··· DATA ENTRIES
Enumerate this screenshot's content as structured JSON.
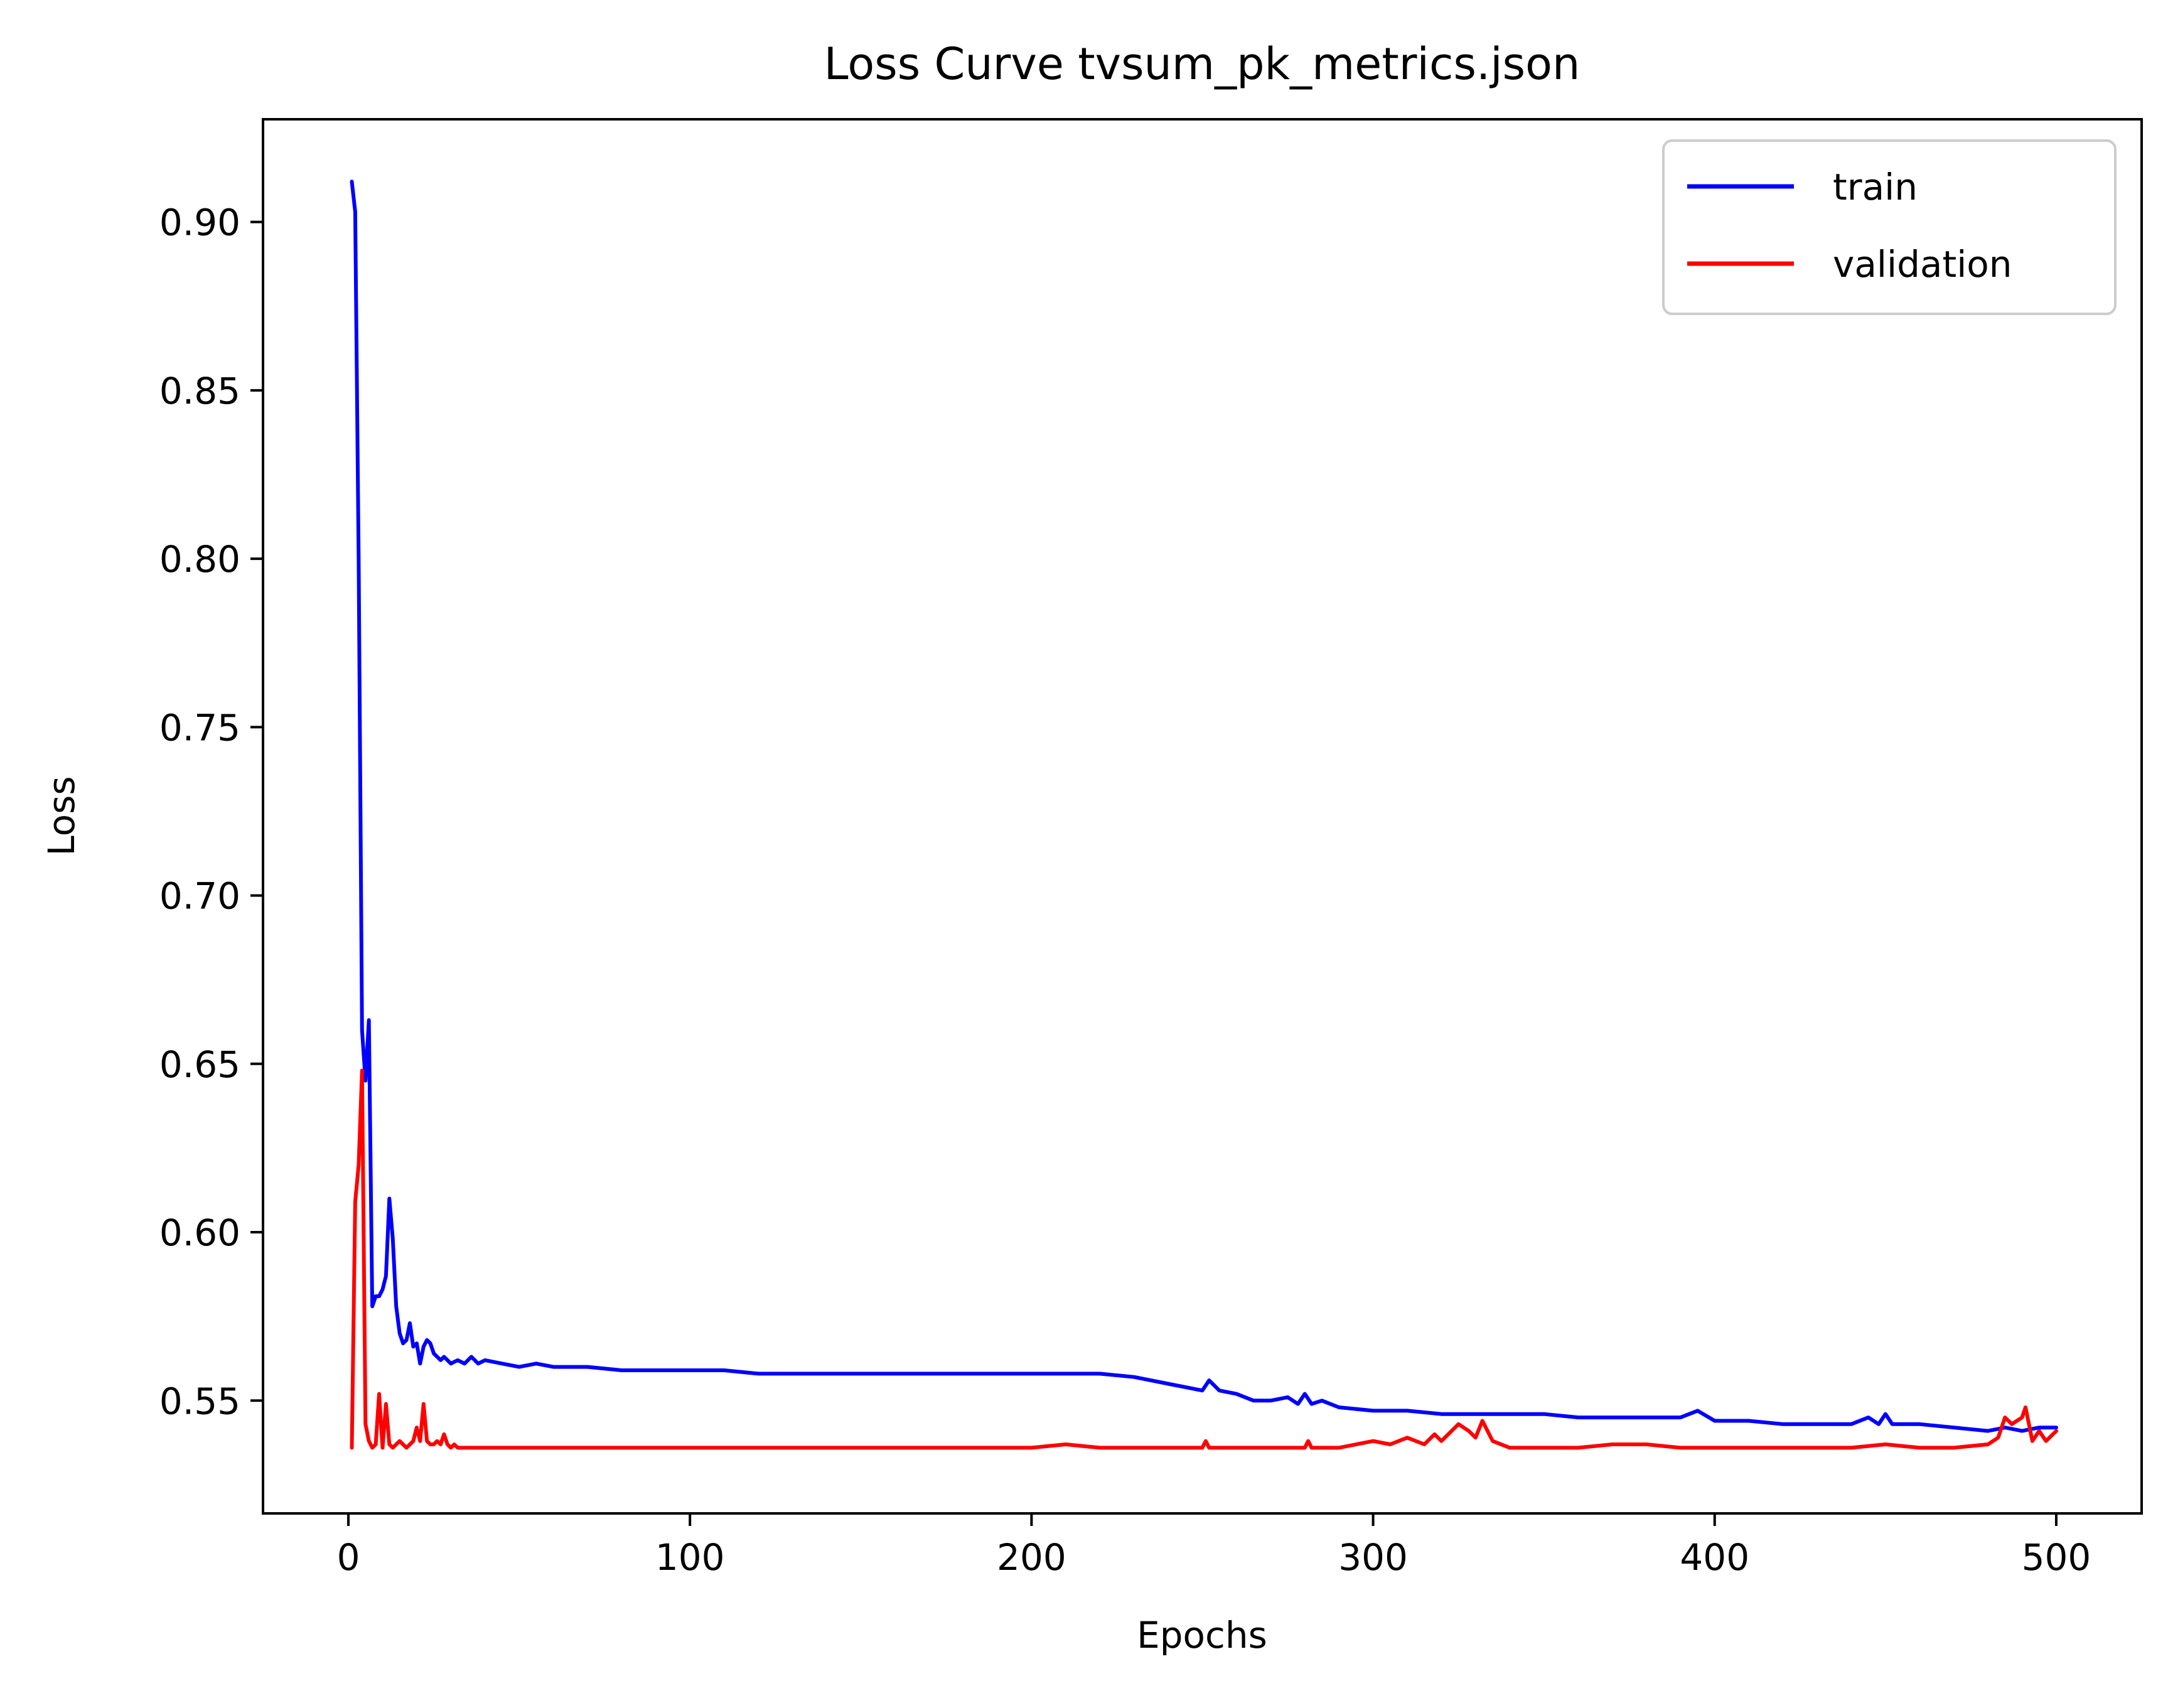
{
  "chart_data": {
    "type": "line",
    "title": "Loss Curve tvsum_pk_metrics.json",
    "xlabel": "Epochs",
    "ylabel": "Loss",
    "xlim": [
      -25,
      525
    ],
    "ylim": [
      0.5165,
      0.9305
    ],
    "xticks": [
      0,
      100,
      200,
      300,
      400,
      500
    ],
    "yticks": [
      0.55,
      0.6,
      0.65,
      0.7,
      0.75,
      0.8,
      0.85,
      0.9
    ],
    "ytick_labels": [
      "0.55",
      "0.60",
      "0.65",
      "0.70",
      "0.75",
      "0.80",
      "0.85",
      "0.90"
    ],
    "grid": false,
    "legend": {
      "position": "top-right",
      "entries": [
        "train",
        "validation"
      ]
    },
    "series": [
      {
        "name": "train",
        "color": "#0000ff",
        "x": [
          1,
          2,
          3,
          4,
          5,
          6,
          7,
          8,
          9,
          10,
          11,
          12,
          13,
          14,
          15,
          16,
          17,
          18,
          19,
          20,
          21,
          22,
          23,
          24,
          25,
          26,
          27,
          28,
          30,
          32,
          34,
          36,
          38,
          40,
          45,
          50,
          55,
          60,
          70,
          80,
          90,
          100,
          110,
          120,
          130,
          140,
          150,
          160,
          170,
          180,
          190,
          200,
          210,
          220,
          230,
          240,
          250,
          252,
          255,
          260,
          265,
          270,
          275,
          278,
          280,
          282,
          285,
          290,
          300,
          310,
          320,
          330,
          340,
          350,
          360,
          370,
          380,
          390,
          395,
          400,
          410,
          420,
          430,
          440,
          445,
          448,
          450,
          452,
          455,
          460,
          470,
          480,
          485,
          490,
          495,
          500
        ],
        "y": [
          0.912,
          0.903,
          0.8,
          0.66,
          0.645,
          0.663,
          0.578,
          0.581,
          0.581,
          0.583,
          0.587,
          0.61,
          0.598,
          0.578,
          0.57,
          0.567,
          0.568,
          0.573,
          0.566,
          0.567,
          0.561,
          0.566,
          0.568,
          0.567,
          0.564,
          0.563,
          0.562,
          0.563,
          0.561,
          0.562,
          0.561,
          0.563,
          0.561,
          0.562,
          0.561,
          0.56,
          0.561,
          0.56,
          0.56,
          0.559,
          0.559,
          0.559,
          0.559,
          0.558,
          0.558,
          0.558,
          0.558,
          0.558,
          0.558,
          0.558,
          0.558,
          0.558,
          0.558,
          0.558,
          0.557,
          0.555,
          0.553,
          0.556,
          0.553,
          0.552,
          0.55,
          0.55,
          0.551,
          0.549,
          0.552,
          0.549,
          0.55,
          0.548,
          0.547,
          0.547,
          0.546,
          0.546,
          0.546,
          0.546,
          0.545,
          0.545,
          0.545,
          0.545,
          0.547,
          0.544,
          0.544,
          0.543,
          0.543,
          0.543,
          0.545,
          0.543,
          0.546,
          0.543,
          0.543,
          0.543,
          0.542,
          0.541,
          0.542,
          0.541,
          0.542,
          0.542
        ]
      },
      {
        "name": "validation",
        "color": "#ff0000",
        "x": [
          1,
          2,
          3,
          4,
          5,
          6,
          7,
          8,
          9,
          10,
          11,
          12,
          13,
          14,
          15,
          16,
          17,
          18,
          19,
          20,
          21,
          22,
          23,
          24,
          25,
          26,
          27,
          28,
          29,
          30,
          31,
          32,
          35,
          40,
          50,
          60,
          70,
          80,
          90,
          100,
          110,
          120,
          130,
          140,
          150,
          160,
          170,
          180,
          190,
          200,
          210,
          220,
          230,
          240,
          250,
          251,
          252,
          260,
          270,
          280,
          281,
          282,
          290,
          300,
          305,
          310,
          315,
          318,
          320,
          325,
          328,
          330,
          332,
          335,
          340,
          350,
          360,
          370,
          380,
          390,
          400,
          410,
          420,
          430,
          440,
          450,
          460,
          470,
          480,
          483,
          485,
          487,
          490,
          491,
          493,
          495,
          497,
          500
        ],
        "y": [
          0.536,
          0.609,
          0.62,
          0.648,
          0.543,
          0.538,
          0.536,
          0.537,
          0.552,
          0.536,
          0.549,
          0.537,
          0.536,
          0.537,
          0.538,
          0.537,
          0.536,
          0.537,
          0.538,
          0.542,
          0.538,
          0.549,
          0.538,
          0.537,
          0.537,
          0.538,
          0.537,
          0.54,
          0.537,
          0.536,
          0.537,
          0.536,
          0.536,
          0.536,
          0.536,
          0.536,
          0.536,
          0.536,
          0.536,
          0.536,
          0.536,
          0.536,
          0.536,
          0.536,
          0.536,
          0.536,
          0.536,
          0.536,
          0.536,
          0.536,
          0.537,
          0.536,
          0.536,
          0.536,
          0.536,
          0.538,
          0.536,
          0.536,
          0.536,
          0.536,
          0.538,
          0.536,
          0.536,
          0.538,
          0.537,
          0.539,
          0.537,
          0.54,
          0.538,
          0.543,
          0.541,
          0.539,
          0.544,
          0.538,
          0.536,
          0.536,
          0.536,
          0.537,
          0.537,
          0.536,
          0.536,
          0.536,
          0.536,
          0.536,
          0.536,
          0.537,
          0.536,
          0.536,
          0.537,
          0.539,
          0.545,
          0.543,
          0.545,
          0.548,
          0.538,
          0.541,
          0.538,
          0.541
        ]
      }
    ]
  }
}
······
- [YOUR INSTRUCTIONS]:
Locate the word "Loss" in the records above, and return each line that has it.

- [ANSWER TO THE EXERCISE]:
    "title": "Loss Curve tvsum_pk_metrics.json",
    "ylabel": "Loss",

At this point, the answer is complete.